• _Task requirements_: Skip the pictures. Transcribe the rest of the data below without changing a word.
..........
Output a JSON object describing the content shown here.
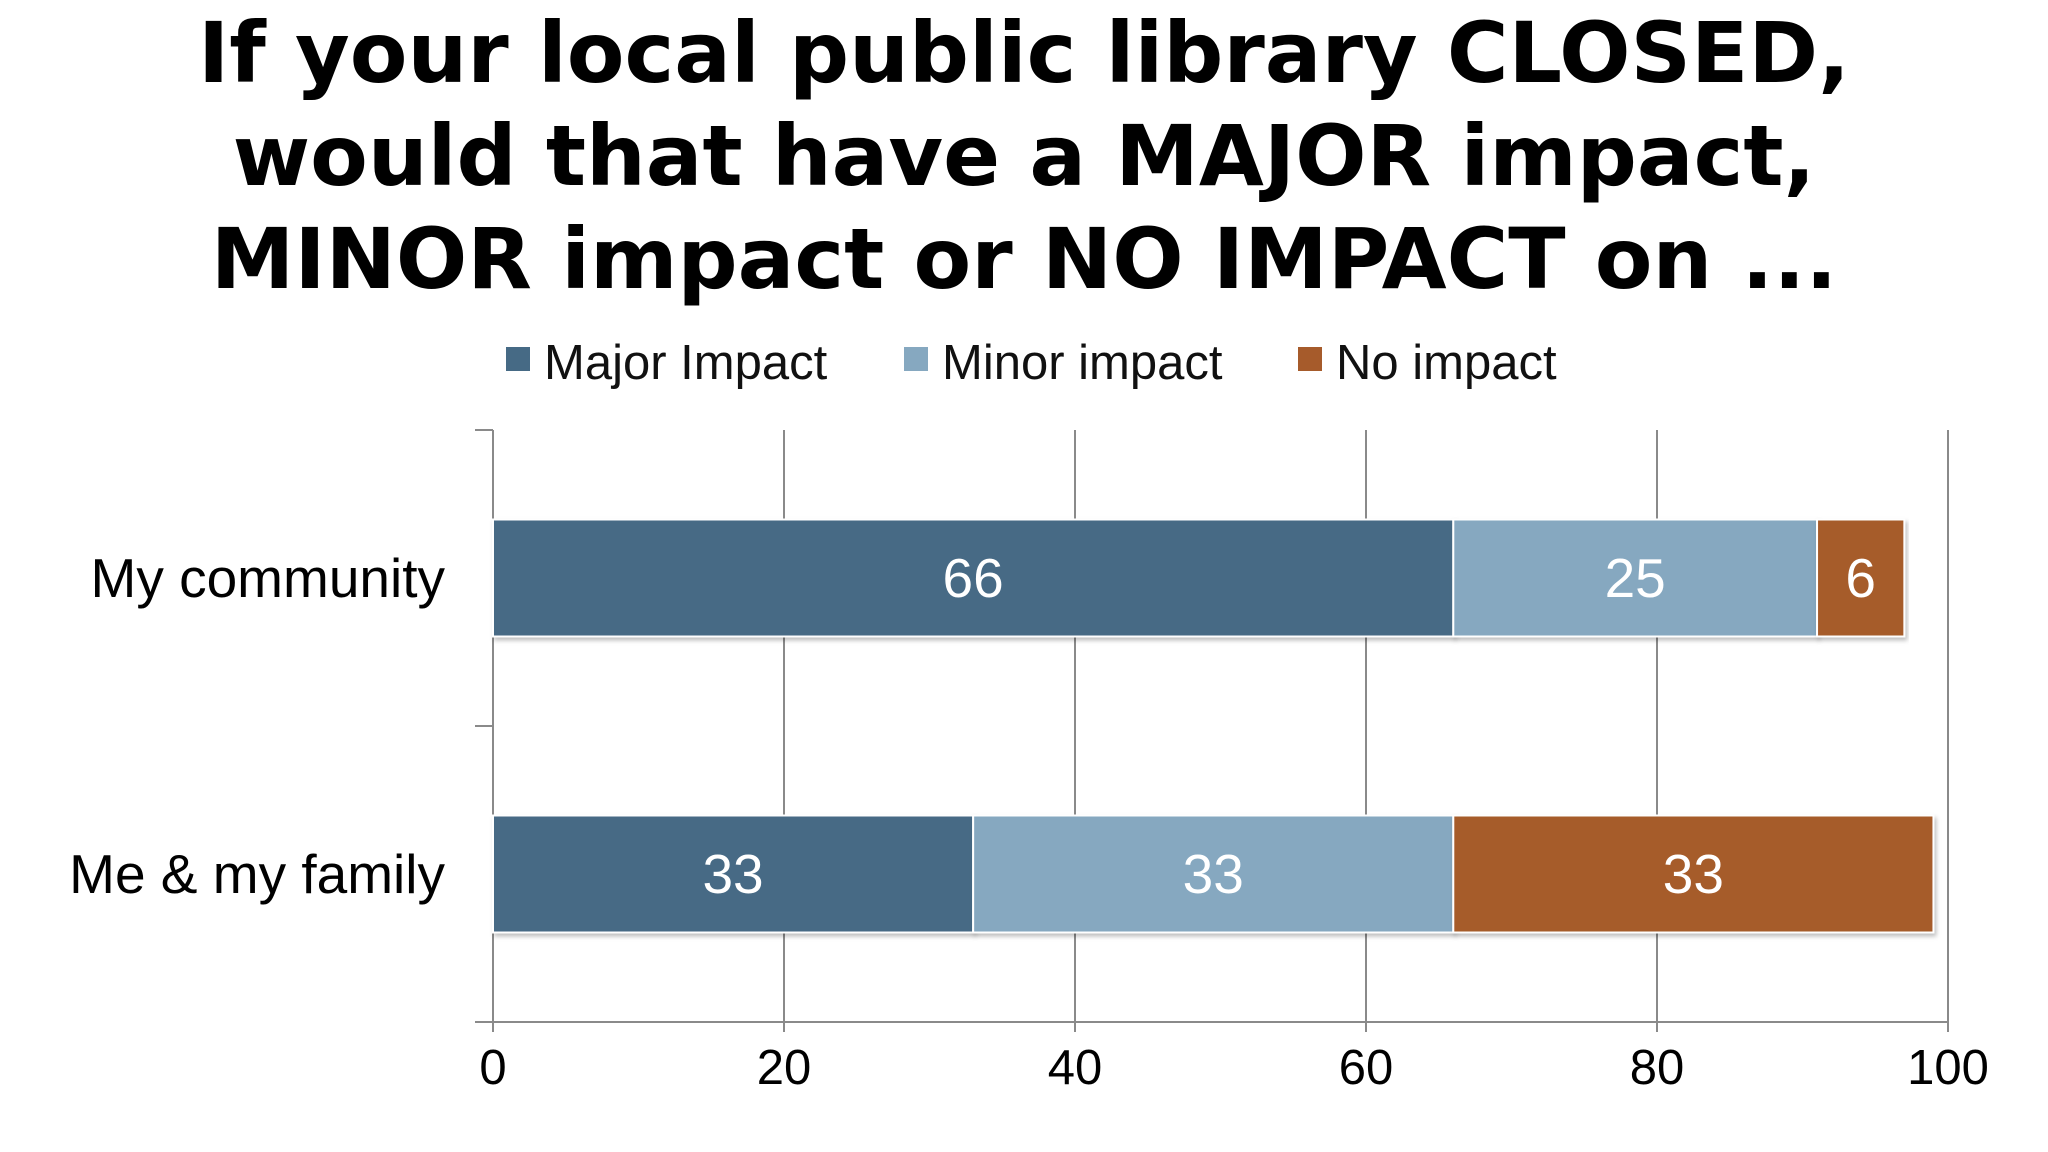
{
  "title_lines": [
    "If your local public library CLOSED,",
    "would that have a MAJOR impact,",
    "MINOR impact or NO IMPACT on ..."
  ],
  "chart_data": {
    "type": "bar",
    "orientation": "horizontal",
    "stacked": true,
    "title": "If your local public library CLOSED, would that have a MAJOR impact, MINOR impact or NO IMPACT on ...",
    "categories": [
      "My community",
      "Me & my family"
    ],
    "series": [
      {
        "name": "Major Impact",
        "values": [
          66,
          33
        ],
        "color": "#466a85"
      },
      {
        "name": "Minor impact",
        "values": [
          25,
          33
        ],
        "color": "#86a8c0"
      },
      {
        "name": "No impact",
        "values": [
          6,
          33
        ],
        "color": "#a65b2b"
      }
    ],
    "xlim": [
      0,
      100
    ],
    "xticks": [
      0,
      20,
      40,
      60,
      80,
      100
    ],
    "grid": true,
    "legend_position": "top",
    "data_labels": true
  }
}
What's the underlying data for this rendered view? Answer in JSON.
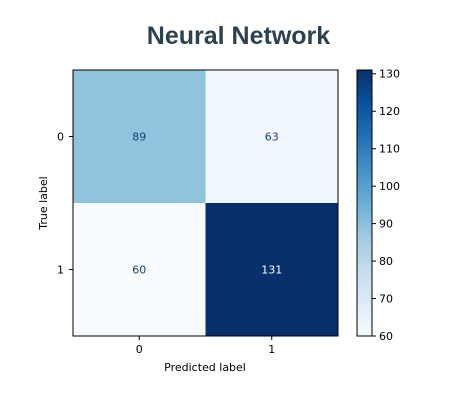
{
  "title": "Neural Network",
  "chart_data": {
    "type": "heatmap",
    "title": "Neural Network",
    "xlabel": "Predicted label",
    "ylabel": "True label",
    "x_categories": [
      "0",
      "1"
    ],
    "y_categories": [
      "0",
      "1"
    ],
    "matrix": [
      [
        89,
        63
      ],
      [
        60,
        131
      ]
    ],
    "colormap": "Blues",
    "colorbar": {
      "min": 60,
      "max": 131,
      "ticks": [
        60,
        70,
        80,
        90,
        100,
        110,
        120,
        130
      ],
      "ticklabels": [
        "60",
        "70",
        "80",
        "90",
        "100",
        "110",
        "120",
        "130"
      ]
    },
    "grid": false
  }
}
..........
• _Completed task_:
Output a JSON object describing the content shown here.
{
  "title_lines": [
    "If your local public library CLOSED,",
    "would that have a MAJOR impact,",
    "MINOR impact or NO IMPACT on ..."
  ],
  "chart_data": {
    "type": "bar",
    "orientation": "horizontal",
    "stacked": true,
    "title": "If your local public library CLOSED, would that have a MAJOR impact, MINOR impact or NO IMPACT on ...",
    "categories": [
      "My community",
      "Me & my family"
    ],
    "series": [
      {
        "name": "Major Impact",
        "values": [
          66,
          33
        ],
        "color": "#466a85"
      },
      {
        "name": "Minor impact",
        "values": [
          25,
          33
        ],
        "color": "#86a8c0"
      },
      {
        "name": "No impact",
        "values": [
          6,
          33
        ],
        "color": "#a65b2b"
      }
    ],
    "xlim": [
      0,
      100
    ],
    "xticks": [
      0,
      20,
      40,
      60,
      80,
      100
    ],
    "grid": true,
    "legend_position": "top",
    "data_labels": true
  }
}
What's the underlying data for this rendered view? Answer in JSON.
{
  "title": "Neural Network",
  "chart_data": {
    "type": "heatmap",
    "title": "Neural Network",
    "xlabel": "Predicted label",
    "ylabel": "True label",
    "x_categories": [
      "0",
      "1"
    ],
    "y_categories": [
      "0",
      "1"
    ],
    "matrix": [
      [
        89,
        63
      ],
      [
        60,
        131
      ]
    ],
    "colormap": "Blues",
    "colorbar": {
      "min": 60,
      "max": 131,
      "ticks": [
        60,
        70,
        80,
        90,
        100,
        110,
        120,
        130
      ],
      "ticklabels": [
        "60",
        "70",
        "80",
        "90",
        "100",
        "110",
        "120",
        "130"
      ]
    },
    "grid": false
  }
}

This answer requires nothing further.